EXERCISE DIRECTIONS: Only the number is wanted: how many lines contain the string "puede"?

DATASET EXTRACT:
════════════════

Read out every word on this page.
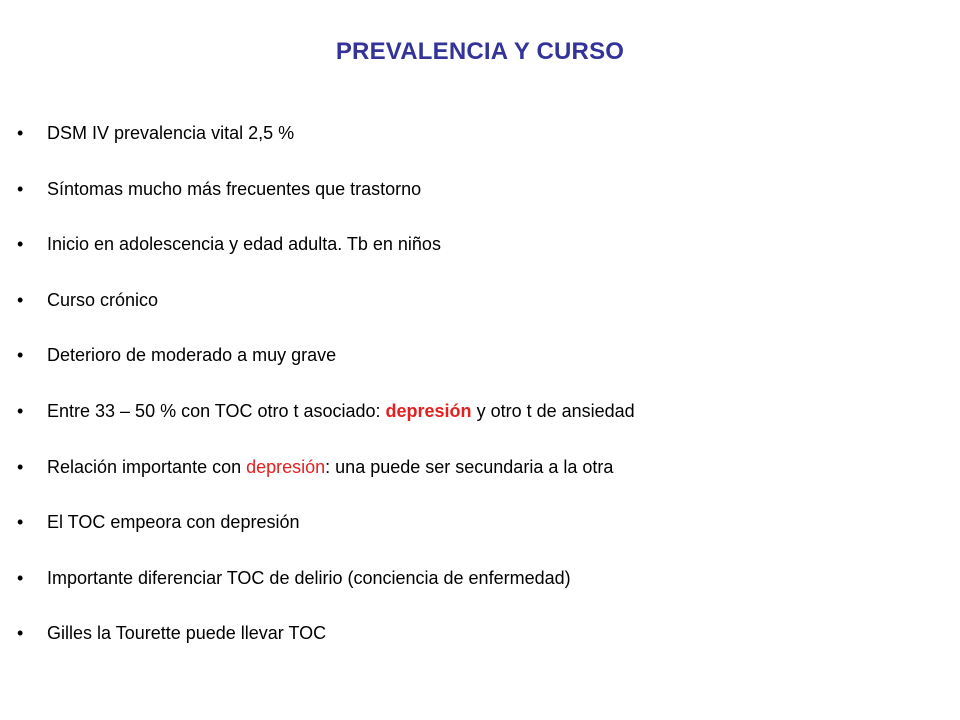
PREVALENCIA Y CURSO
•	DSM IV prevalencia vital 2,5 %
•	Síntomas mucho más frecuentes que trastorno
•	Inicio en adolescencia y edad adulta. Tb en niños
•	Curso crónico
•	Deterioro de moderado a muy grave
•	Entre 33 – 50 % con TOC otro t asociado: depresión y otro t de ansiedad
•	Relación importante con depresión: una puede ser secundaria a la otra
•	El TOC empeora con depresión
•	Importante diferenciar TOC de delirio (conciencia de enfermedad)
•	Gilles la Tourette puede llevar TOC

════════════════

THE COMPLETED TASK: 2